++++ THE RECORDS

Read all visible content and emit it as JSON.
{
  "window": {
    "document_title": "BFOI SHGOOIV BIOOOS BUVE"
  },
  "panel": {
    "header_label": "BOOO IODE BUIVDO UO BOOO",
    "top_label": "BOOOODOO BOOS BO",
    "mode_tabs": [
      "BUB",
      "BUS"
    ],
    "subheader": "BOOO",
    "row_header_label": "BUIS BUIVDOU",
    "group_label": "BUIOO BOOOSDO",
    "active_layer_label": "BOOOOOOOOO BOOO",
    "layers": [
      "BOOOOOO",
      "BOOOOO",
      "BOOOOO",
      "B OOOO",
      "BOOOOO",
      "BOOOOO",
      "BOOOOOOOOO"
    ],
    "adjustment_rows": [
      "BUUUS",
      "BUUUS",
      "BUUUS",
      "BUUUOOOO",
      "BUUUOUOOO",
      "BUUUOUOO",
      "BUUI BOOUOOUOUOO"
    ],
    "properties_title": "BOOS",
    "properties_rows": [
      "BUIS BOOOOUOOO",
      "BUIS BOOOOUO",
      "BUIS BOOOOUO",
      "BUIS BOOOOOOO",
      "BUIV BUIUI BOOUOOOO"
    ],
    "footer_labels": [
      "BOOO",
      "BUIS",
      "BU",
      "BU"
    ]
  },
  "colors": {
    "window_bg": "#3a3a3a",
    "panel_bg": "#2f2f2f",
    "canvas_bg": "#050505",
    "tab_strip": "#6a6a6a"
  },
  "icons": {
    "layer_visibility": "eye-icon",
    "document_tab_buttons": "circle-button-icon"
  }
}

++++++++

YOUR GOAL: Report all lines of the data above that include the string "BOOOOOOOOO".

RESPONSE TO THIS EXERCISE:
    "active_layer_label": "BOOOOOOOOO BOOO",
      "BOOOOOOOOO"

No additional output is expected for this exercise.